[Entries from a dataset]
═══
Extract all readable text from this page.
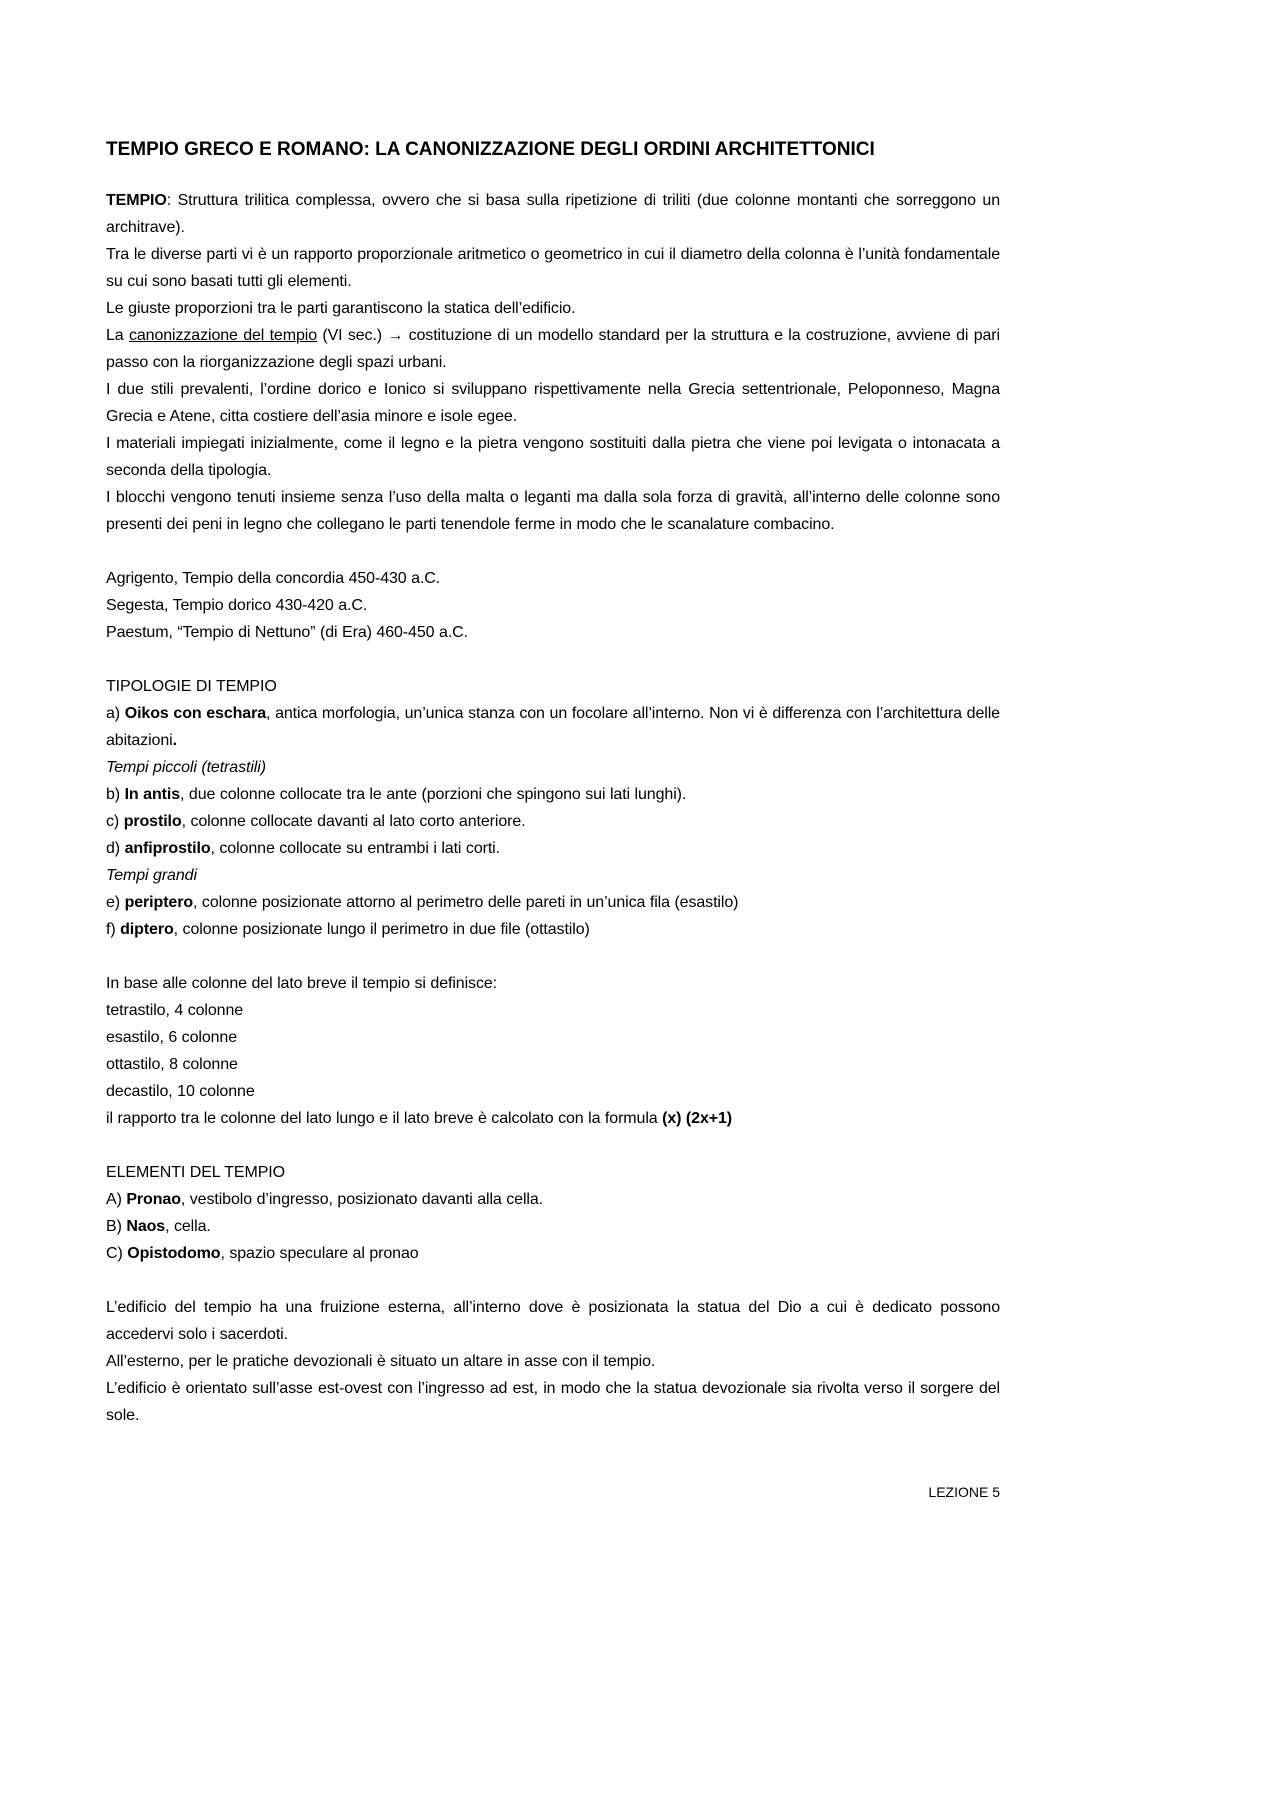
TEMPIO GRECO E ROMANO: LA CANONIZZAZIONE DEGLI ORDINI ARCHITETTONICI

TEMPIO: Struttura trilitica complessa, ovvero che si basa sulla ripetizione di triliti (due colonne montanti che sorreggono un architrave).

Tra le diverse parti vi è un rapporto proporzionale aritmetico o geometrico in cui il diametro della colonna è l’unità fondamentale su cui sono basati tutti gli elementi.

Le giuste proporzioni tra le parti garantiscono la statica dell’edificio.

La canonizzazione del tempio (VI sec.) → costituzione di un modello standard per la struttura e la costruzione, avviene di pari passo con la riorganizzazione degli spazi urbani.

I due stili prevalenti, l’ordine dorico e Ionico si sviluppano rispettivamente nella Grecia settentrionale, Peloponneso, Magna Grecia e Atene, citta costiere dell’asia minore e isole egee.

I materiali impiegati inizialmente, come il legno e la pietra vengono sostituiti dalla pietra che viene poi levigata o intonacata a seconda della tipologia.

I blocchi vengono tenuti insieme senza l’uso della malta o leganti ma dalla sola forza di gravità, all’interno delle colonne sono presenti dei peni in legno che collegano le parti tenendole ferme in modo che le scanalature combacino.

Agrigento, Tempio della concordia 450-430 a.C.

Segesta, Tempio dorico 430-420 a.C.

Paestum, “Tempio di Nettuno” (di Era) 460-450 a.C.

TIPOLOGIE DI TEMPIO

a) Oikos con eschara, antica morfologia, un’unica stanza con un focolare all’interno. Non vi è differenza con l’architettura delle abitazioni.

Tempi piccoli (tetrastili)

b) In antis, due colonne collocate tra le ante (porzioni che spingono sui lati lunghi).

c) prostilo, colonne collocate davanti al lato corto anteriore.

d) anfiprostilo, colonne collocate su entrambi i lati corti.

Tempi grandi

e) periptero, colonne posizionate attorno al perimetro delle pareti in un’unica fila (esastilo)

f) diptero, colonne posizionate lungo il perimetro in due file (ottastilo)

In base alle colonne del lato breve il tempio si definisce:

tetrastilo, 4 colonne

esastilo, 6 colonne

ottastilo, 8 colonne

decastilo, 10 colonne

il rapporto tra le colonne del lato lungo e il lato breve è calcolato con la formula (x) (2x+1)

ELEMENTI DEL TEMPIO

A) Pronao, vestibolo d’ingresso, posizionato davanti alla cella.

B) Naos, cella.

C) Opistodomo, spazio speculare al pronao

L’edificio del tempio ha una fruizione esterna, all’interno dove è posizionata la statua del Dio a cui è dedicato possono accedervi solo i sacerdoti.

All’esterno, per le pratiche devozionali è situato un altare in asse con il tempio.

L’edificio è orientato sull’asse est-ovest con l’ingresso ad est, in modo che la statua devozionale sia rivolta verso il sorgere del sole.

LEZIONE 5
═══
### Exercise aim:
Omit the pictures, then output the rest of the listing exactly.

### Solution for this problem:
Extract all readable text from this page.
TEMPIO GRECO E ROMANO: LA CANONIZZAZIONE DEGLI ORDINI ARCHITETTONICI

TEMPIO: Struttura trilitica complessa, ovvero che si basa sulla ripetizione di triliti (due colonne montanti che sorreggono un architrave).

Tra le diverse parti vi è un rapporto proporzionale aritmetico o geometrico in cui il diametro della colonna è l’unità fondamentale su cui sono basati tutti gli elementi.

Le giuste proporzioni tra le parti garantiscono la statica dell’edificio.

La canonizzazione del tempio (VI sec.) → costituzione di un modello standard per la struttura e la costruzione, avviene di pari passo con la riorganizzazione degli spazi urbani.

I due stili prevalenti, l’ordine dorico e Ionico si sviluppano rispettivamente nella Grecia settentrionale, Peloponneso, Magna Grecia e Atene, citta costiere dell’asia minore e isole egee.

I materiali impiegati inizialmente, come il legno e la pietra vengono sostituiti dalla pietra che viene poi levigata o intonacata a seconda della tipologia.

I blocchi vengono tenuti insieme senza l’uso della malta o leganti ma dalla sola forza di gravità, all’interno delle colonne sono presenti dei peni in legno che collegano le parti tenendole ferme in modo che le scanalature combacino.

Agrigento, Tempio della concordia 450-430 a.C.

Segesta, Tempio dorico 430-420 a.C.

Paestum, “Tempio di Nettuno” (di Era) 460-450 a.C.

TIPOLOGIE DI TEMPIO

a) Oikos con eschara, antica morfologia, un’unica stanza con un focolare all’interno. Non vi è differenza con l’architettura delle abitazioni.

Tempi piccoli (tetrastili)

b) In antis, due colonne collocate tra le ante (porzioni che spingono sui lati lunghi).

c) prostilo, colonne collocate davanti al lato corto anteriore.

d) anfiprostilo, colonne collocate su entrambi i lati corti.

Tempi grandi

e) periptero, colonne posizionate attorno al perimetro delle pareti in un’unica fila (esastilo)

f) diptero, colonne posizionate lungo il perimetro in due file (ottastilo)

In base alle colonne del lato breve il tempio si definisce:

tetrastilo, 4 colonne

esastilo, 6 colonne

ottastilo, 8 colonne

decastilo, 10 colonne

il rapporto tra le colonne del lato lungo e il lato breve è calcolato con la formula (x) (2x+1)

ELEMENTI DEL TEMPIO

A) Pronao, vestibolo d’ingresso, posizionato davanti alla cella.

B) Naos, cella.

C) Opistodomo, spazio speculare al pronao

L’edificio del tempio ha una fruizione esterna, all’interno dove è posizionata la statua del Dio a cui è dedicato possono accedervi solo i sacerdoti.

All’esterno, per le pratiche devozionali è situato un altare in asse con il tempio.

L’edificio è orientato sull’asse est-ovest con l’ingresso ad est, in modo che la statua devozionale sia rivolta verso il sorgere del sole.

LEZIONE 5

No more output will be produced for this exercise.